Stored data:
<<<<

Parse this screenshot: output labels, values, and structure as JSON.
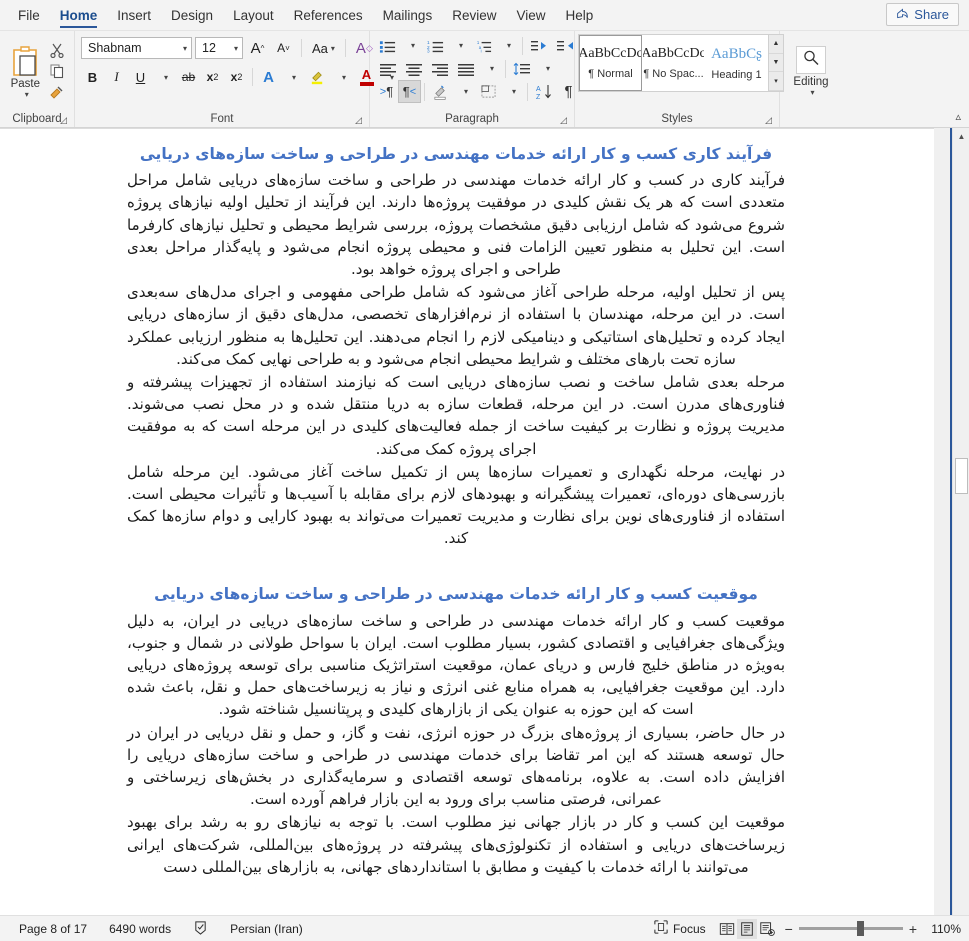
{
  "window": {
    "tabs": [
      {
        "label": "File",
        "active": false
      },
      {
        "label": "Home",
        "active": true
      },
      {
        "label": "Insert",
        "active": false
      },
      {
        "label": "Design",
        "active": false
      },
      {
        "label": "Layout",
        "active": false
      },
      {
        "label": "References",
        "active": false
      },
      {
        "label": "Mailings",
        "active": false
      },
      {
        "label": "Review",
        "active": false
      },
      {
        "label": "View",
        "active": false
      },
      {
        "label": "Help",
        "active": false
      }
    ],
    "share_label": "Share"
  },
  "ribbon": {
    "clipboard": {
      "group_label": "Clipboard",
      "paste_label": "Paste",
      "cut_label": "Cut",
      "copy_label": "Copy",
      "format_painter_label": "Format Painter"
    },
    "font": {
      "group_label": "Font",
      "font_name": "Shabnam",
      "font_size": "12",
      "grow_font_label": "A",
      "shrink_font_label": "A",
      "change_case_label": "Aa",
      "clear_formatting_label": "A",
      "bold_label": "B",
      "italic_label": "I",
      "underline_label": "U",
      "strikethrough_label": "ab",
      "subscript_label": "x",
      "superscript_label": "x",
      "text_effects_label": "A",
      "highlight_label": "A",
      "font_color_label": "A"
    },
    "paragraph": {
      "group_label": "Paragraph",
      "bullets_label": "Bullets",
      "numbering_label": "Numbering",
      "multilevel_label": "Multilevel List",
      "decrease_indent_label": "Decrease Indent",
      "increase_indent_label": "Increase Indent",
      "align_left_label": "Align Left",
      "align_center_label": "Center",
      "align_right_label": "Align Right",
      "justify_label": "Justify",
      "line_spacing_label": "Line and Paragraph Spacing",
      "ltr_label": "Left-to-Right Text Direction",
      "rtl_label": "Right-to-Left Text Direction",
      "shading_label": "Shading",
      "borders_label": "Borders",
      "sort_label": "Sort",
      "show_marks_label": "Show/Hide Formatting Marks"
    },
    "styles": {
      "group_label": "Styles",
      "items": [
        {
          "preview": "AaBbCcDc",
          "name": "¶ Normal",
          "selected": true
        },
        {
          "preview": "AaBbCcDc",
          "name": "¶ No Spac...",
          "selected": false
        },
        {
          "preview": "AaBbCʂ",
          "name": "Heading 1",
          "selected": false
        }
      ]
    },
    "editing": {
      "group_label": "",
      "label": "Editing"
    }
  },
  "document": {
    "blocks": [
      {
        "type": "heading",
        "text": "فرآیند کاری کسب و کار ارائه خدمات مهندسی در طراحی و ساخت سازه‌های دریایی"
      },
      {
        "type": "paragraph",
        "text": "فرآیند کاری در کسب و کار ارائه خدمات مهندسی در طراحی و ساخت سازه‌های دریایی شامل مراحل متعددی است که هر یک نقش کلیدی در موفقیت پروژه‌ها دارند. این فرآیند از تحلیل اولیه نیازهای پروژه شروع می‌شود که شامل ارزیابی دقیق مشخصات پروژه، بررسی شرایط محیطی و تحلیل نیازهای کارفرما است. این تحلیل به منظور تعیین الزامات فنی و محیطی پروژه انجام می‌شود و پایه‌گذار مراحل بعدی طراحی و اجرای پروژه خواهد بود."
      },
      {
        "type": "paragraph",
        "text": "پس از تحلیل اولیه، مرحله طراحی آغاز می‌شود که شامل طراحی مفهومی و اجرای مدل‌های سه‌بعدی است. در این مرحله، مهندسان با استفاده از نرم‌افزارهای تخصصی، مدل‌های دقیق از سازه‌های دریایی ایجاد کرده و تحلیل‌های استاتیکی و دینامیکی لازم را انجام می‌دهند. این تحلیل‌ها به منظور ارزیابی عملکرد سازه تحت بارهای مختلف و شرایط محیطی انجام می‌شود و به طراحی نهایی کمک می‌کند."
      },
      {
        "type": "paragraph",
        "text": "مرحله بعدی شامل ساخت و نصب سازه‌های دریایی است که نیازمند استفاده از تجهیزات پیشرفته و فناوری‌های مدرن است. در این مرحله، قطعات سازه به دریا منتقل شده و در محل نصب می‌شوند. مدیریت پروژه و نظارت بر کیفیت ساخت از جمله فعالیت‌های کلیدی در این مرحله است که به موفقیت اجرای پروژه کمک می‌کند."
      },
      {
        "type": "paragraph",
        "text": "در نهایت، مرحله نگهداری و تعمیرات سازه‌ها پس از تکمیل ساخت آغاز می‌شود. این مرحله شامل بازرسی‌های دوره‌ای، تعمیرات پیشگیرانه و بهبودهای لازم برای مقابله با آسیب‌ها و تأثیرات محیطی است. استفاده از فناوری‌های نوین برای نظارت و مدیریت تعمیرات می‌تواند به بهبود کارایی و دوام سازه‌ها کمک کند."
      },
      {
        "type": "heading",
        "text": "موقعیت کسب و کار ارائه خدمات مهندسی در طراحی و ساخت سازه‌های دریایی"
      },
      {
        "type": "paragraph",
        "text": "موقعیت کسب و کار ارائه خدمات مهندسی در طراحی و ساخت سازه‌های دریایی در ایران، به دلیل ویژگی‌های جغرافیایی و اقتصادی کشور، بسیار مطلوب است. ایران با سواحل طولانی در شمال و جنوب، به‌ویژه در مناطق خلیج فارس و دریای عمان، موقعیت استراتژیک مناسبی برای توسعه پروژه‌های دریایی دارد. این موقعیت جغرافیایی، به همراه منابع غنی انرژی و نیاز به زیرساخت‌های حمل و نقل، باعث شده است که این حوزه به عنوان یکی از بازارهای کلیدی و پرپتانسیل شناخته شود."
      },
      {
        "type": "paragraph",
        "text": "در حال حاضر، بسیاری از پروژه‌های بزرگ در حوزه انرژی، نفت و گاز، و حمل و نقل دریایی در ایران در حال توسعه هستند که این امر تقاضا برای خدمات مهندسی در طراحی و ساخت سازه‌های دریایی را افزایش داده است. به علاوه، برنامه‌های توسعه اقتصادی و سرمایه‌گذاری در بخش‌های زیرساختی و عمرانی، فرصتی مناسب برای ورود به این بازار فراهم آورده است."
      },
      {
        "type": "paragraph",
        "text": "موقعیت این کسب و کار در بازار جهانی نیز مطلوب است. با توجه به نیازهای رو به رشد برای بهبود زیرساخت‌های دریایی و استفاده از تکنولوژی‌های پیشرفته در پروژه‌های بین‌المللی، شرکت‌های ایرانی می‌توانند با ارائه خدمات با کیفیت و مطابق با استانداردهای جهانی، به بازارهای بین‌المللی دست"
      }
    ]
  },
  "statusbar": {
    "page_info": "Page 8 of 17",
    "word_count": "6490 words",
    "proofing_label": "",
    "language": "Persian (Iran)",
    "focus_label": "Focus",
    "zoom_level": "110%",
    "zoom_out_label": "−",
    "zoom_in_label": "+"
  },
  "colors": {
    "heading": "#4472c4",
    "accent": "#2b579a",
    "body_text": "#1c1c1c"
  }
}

>>>>
<<<<

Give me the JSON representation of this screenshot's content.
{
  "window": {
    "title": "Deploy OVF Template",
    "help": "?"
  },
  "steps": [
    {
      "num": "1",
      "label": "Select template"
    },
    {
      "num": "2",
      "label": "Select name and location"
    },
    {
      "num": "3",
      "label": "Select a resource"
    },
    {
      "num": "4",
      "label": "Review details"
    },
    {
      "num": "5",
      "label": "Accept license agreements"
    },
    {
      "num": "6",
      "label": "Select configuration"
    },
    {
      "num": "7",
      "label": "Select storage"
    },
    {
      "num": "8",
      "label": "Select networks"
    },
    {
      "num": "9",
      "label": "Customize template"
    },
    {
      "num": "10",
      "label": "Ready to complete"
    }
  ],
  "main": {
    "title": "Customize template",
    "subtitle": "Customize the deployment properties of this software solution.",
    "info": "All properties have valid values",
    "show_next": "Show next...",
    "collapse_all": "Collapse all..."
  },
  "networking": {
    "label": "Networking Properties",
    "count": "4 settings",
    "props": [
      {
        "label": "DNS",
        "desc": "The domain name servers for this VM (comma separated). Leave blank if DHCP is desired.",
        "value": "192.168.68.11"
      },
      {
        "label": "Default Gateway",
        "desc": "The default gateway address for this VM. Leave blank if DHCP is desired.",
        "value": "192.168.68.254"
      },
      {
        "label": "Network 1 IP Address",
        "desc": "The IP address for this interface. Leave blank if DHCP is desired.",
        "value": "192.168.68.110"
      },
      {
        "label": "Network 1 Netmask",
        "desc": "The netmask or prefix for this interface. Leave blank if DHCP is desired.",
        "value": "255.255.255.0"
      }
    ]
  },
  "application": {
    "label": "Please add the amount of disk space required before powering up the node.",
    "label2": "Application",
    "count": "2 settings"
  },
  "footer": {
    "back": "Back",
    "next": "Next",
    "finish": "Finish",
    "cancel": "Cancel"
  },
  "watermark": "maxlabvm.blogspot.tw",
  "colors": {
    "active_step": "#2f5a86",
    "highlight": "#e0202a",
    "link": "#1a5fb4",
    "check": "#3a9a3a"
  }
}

>>>>
<<<<

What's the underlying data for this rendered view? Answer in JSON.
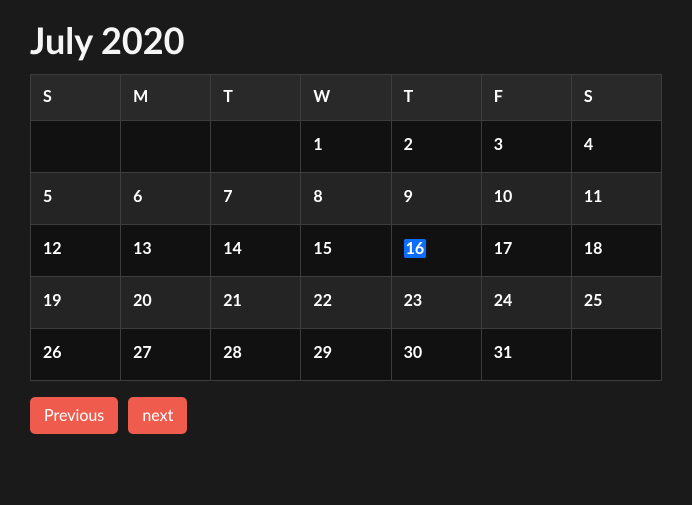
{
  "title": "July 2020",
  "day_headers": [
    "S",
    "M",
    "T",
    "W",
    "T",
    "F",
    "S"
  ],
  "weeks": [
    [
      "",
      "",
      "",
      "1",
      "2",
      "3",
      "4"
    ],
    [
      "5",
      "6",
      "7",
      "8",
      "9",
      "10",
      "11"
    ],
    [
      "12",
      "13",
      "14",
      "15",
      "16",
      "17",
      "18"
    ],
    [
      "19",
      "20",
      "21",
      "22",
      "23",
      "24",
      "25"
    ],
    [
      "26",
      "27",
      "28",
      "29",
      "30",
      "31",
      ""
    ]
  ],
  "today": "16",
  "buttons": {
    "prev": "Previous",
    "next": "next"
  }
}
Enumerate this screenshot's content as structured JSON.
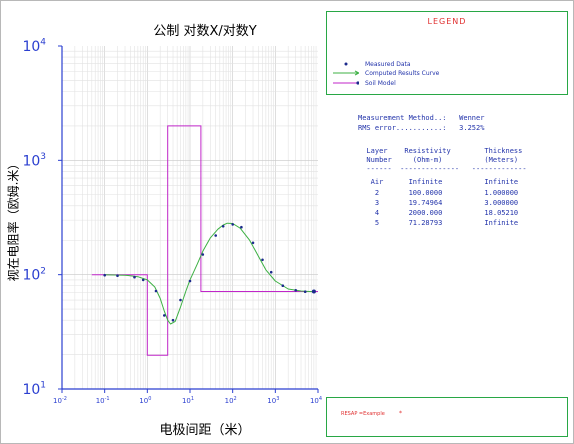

>>>>

Write out exactly the lines from the one that has "What's the underlying" down to the one that has "Enumerate this screenshot's", including both. Pictures stay out of the copy.

What's the underlying data for this rendered view? Answer in JSON.
{
  "title": "July 2020",
  "day_headers": [
    "S",
    "M",
    "T",
    "W",
    "T",
    "F",
    "S"
  ],
  "weeks": [
    [
      "",
      "",
      "",
      "1",
      "2",
      "3",
      "4"
    ],
    [
      "5",
      "6",
      "7",
      "8",
      "9",
      "10",
      "11"
    ],
    [
      "12",
      "13",
      "14",
      "15",
      "16",
      "17",
      "18"
    ],
    [
      "19",
      "20",
      "21",
      "22",
      "23",
      "24",
      "25"
    ],
    [
      "26",
      "27",
      "28",
      "29",
      "30",
      "31",
      ""
    ]
  ],
  "today": "16",
  "buttons": {
    "prev": "Previous",
    "next": "next"
  }
}
Enumerate this screenshot's content as structured JSON.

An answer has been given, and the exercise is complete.